**GIVEN INSTRUCTION**
Answer with a number only: how many lines of the data contain "Milch"?

★ ★ ★ ★ ★

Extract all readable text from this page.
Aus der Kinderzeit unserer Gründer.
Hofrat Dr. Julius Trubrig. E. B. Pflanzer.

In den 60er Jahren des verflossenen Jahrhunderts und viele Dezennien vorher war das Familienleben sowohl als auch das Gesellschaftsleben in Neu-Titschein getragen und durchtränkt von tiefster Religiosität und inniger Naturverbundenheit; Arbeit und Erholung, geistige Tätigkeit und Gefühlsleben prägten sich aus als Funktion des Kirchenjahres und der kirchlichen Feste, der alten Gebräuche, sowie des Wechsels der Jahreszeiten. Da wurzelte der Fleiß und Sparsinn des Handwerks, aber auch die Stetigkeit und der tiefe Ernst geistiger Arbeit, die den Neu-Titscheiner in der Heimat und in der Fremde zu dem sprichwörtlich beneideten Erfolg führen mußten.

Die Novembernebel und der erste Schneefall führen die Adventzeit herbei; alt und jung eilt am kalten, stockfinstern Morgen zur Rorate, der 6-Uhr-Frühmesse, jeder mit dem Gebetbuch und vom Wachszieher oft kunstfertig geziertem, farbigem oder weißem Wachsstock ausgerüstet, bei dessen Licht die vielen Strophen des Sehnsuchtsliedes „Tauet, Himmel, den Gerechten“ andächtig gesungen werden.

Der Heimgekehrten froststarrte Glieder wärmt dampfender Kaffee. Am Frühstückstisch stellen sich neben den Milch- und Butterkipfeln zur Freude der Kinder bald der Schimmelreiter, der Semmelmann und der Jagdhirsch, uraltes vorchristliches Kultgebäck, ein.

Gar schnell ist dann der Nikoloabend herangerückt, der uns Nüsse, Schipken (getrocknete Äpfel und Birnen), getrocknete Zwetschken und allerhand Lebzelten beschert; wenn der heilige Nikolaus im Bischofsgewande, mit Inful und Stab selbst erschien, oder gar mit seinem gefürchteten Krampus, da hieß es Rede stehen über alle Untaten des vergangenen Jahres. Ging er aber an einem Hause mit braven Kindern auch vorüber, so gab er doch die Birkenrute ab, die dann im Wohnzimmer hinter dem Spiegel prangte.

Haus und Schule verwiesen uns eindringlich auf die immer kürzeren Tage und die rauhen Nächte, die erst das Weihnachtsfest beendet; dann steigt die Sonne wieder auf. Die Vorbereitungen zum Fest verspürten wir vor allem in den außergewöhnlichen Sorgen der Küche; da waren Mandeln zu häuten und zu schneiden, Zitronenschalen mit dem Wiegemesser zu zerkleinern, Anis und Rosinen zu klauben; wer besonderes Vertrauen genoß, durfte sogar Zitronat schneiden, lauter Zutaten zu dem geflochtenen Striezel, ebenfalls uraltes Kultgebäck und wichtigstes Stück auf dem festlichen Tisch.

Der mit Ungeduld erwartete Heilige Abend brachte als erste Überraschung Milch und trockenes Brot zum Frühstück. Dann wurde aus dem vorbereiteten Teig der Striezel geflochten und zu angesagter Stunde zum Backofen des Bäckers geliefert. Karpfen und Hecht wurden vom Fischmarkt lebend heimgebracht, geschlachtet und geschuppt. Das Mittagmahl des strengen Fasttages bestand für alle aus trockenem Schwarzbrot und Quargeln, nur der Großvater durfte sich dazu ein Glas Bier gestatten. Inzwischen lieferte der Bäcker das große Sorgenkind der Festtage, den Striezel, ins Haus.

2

★ ★ ★ ★ ★

**OUTPUT BELOW**
2